* WHAT IS EXPECTED
Say how many lines below contain the word "Végétale". The number is the entire reply.

* EXTRACTED ENTRIES
□ □ □ □

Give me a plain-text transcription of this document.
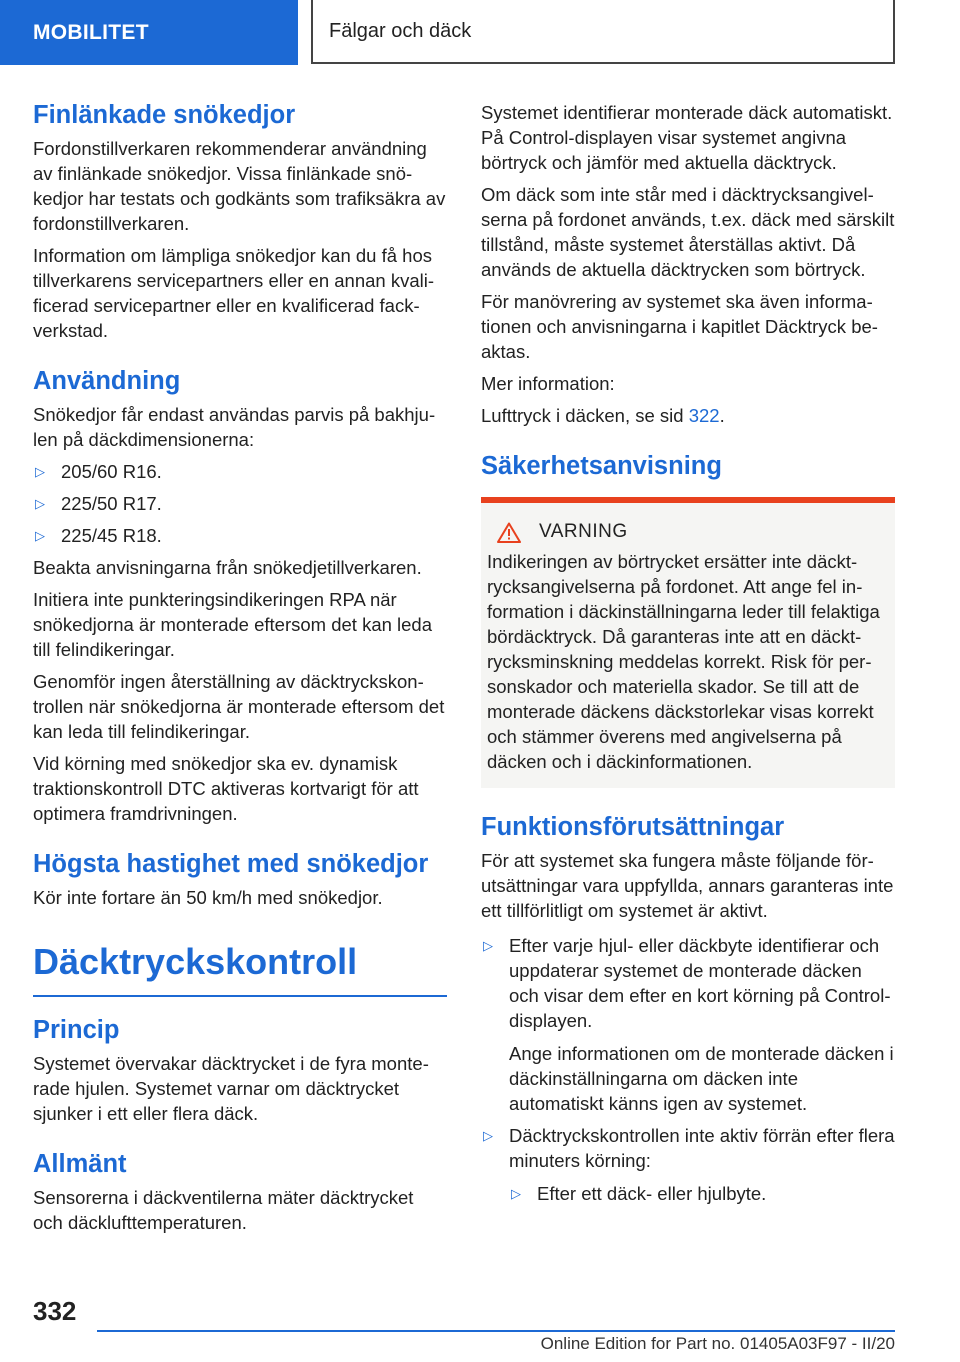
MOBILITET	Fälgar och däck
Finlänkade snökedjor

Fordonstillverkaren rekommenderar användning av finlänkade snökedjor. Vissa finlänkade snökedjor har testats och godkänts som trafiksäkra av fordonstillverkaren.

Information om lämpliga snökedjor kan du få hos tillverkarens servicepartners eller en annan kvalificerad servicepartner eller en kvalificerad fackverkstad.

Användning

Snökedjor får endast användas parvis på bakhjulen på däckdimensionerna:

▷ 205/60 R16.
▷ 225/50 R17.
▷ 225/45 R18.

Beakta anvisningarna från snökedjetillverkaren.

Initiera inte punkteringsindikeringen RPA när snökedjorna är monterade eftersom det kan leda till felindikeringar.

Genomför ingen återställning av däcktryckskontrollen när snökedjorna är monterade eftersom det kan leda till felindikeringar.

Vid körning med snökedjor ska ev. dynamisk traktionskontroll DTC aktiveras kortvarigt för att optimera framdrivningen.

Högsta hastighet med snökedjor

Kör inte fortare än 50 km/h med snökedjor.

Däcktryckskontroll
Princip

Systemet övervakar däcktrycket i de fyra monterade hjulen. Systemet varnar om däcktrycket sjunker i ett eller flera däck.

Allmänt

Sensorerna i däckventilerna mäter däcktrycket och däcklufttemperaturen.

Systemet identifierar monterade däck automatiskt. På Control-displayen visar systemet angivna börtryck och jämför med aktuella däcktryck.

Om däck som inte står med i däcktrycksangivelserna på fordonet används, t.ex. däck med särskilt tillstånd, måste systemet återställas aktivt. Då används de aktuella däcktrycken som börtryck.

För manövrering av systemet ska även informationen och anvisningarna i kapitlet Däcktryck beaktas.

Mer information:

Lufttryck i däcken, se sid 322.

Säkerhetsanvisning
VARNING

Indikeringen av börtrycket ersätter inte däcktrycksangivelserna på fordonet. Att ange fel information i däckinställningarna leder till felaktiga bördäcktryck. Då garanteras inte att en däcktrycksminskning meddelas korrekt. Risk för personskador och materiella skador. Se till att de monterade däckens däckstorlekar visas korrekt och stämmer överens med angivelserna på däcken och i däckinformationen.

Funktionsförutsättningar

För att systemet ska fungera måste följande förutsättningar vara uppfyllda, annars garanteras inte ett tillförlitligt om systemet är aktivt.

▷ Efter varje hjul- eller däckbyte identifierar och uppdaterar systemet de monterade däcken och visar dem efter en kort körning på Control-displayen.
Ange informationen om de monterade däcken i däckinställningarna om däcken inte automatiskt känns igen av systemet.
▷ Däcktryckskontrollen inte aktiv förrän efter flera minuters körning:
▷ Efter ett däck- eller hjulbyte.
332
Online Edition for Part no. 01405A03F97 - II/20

□ □ □ □

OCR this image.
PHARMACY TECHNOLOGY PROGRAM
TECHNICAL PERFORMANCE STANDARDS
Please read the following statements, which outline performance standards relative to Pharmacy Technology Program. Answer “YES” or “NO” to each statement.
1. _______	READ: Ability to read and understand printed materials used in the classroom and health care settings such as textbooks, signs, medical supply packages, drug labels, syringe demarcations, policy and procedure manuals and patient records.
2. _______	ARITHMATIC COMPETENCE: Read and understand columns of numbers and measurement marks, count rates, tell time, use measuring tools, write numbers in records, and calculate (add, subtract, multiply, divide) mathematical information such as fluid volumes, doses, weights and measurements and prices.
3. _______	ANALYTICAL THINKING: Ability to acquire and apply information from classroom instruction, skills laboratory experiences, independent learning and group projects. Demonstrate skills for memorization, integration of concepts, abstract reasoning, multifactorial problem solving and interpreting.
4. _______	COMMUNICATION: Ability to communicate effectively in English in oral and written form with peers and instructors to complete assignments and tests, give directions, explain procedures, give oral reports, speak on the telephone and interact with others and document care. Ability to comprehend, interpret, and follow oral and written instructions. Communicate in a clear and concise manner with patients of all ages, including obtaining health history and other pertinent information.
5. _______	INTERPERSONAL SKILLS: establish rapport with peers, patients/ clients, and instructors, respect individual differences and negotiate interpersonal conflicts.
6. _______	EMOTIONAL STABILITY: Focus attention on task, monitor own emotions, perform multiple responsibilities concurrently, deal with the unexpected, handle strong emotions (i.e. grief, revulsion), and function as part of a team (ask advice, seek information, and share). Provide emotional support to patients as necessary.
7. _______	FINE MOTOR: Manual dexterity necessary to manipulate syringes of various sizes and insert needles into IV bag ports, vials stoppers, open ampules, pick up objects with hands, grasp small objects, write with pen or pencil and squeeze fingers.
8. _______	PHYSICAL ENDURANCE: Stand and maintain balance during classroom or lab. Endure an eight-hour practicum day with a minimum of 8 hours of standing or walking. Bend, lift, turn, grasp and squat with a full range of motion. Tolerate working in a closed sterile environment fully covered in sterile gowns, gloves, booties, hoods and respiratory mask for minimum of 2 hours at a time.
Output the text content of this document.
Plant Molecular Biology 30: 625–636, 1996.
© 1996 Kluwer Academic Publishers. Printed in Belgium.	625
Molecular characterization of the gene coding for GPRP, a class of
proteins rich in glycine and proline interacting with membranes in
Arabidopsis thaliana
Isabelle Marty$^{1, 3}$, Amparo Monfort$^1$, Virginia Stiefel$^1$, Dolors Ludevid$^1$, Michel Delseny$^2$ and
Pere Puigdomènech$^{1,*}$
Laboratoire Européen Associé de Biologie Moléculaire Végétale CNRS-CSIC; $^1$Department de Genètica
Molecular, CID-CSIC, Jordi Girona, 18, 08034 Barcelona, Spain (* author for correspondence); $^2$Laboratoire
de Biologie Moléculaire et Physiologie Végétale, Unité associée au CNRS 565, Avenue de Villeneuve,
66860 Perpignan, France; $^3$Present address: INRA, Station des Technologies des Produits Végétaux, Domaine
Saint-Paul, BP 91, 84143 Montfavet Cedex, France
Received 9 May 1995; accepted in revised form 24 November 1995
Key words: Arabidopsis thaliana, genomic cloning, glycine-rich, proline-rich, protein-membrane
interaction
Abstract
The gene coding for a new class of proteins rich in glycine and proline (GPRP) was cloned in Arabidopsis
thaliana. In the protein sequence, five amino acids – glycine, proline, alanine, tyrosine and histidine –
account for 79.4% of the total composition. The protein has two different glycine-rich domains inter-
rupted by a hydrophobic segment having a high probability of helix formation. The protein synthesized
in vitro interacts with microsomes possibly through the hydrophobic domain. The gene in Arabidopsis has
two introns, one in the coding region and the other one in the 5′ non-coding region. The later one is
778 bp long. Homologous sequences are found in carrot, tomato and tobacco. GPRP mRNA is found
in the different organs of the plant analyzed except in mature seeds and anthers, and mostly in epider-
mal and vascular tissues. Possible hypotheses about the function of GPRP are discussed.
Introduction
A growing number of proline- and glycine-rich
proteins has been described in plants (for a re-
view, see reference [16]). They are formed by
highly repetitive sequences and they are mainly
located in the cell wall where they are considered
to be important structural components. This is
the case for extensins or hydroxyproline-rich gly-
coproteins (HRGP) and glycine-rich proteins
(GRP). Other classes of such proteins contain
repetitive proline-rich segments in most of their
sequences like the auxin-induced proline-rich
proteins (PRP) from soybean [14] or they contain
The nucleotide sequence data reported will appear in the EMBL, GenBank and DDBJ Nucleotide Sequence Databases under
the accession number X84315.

□ □ □ □

* OUTPUT OF THE TASK
2